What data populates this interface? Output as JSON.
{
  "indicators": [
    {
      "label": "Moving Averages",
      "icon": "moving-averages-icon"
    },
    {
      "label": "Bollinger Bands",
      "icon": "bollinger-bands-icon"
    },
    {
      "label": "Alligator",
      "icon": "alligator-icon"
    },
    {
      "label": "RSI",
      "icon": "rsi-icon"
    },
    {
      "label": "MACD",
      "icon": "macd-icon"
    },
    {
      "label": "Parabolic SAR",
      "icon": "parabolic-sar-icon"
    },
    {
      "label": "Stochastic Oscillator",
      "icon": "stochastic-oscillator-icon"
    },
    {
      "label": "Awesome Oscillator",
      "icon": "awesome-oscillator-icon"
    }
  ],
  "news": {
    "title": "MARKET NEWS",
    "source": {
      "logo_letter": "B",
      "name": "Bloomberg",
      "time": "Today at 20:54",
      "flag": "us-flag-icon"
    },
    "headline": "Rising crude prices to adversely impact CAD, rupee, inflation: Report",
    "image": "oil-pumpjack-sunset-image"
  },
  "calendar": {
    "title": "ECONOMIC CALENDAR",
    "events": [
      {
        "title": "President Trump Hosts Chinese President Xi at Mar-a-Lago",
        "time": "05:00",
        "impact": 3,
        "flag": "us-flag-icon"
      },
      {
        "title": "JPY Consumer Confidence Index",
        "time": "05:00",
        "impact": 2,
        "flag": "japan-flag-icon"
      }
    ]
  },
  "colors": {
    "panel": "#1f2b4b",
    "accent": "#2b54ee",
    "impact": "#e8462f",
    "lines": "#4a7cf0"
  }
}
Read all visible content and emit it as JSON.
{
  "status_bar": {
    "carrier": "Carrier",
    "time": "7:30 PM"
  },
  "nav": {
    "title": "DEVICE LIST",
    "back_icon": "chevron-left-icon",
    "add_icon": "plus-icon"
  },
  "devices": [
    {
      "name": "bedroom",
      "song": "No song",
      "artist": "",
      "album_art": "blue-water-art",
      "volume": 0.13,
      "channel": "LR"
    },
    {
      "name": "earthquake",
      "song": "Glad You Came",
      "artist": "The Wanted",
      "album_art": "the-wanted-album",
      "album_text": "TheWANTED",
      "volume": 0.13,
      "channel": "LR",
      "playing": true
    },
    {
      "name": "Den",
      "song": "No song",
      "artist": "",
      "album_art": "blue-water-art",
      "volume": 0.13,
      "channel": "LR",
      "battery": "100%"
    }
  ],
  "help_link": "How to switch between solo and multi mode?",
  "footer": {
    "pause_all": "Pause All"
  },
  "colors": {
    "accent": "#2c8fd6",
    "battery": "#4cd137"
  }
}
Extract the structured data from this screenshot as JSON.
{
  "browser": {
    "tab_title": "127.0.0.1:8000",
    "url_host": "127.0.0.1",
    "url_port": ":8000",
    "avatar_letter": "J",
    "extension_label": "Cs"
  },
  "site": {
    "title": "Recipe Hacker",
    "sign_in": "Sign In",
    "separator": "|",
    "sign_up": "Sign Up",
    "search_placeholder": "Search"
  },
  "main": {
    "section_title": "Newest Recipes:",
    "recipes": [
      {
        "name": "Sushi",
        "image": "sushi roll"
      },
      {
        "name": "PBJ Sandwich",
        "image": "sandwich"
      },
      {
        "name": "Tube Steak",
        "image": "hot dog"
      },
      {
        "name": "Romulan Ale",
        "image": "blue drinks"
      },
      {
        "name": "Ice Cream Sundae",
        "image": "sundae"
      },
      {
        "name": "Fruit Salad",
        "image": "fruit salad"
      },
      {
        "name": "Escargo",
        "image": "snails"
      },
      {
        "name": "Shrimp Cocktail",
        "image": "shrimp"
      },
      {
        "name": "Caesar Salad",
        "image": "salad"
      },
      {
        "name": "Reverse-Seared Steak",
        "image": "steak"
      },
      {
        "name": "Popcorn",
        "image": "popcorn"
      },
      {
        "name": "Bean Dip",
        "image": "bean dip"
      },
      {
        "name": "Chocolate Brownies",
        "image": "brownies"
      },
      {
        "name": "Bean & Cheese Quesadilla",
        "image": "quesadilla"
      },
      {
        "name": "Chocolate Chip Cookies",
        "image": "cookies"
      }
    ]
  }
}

◆ Written instruction
From the data above, copy out every line with the string "JSON" in it.

◆ Answer to this task
What data populates this interface? Output as JSON.
Read all visible content and emit it as JSON.
Extract the structured data from this screenshot as JSON.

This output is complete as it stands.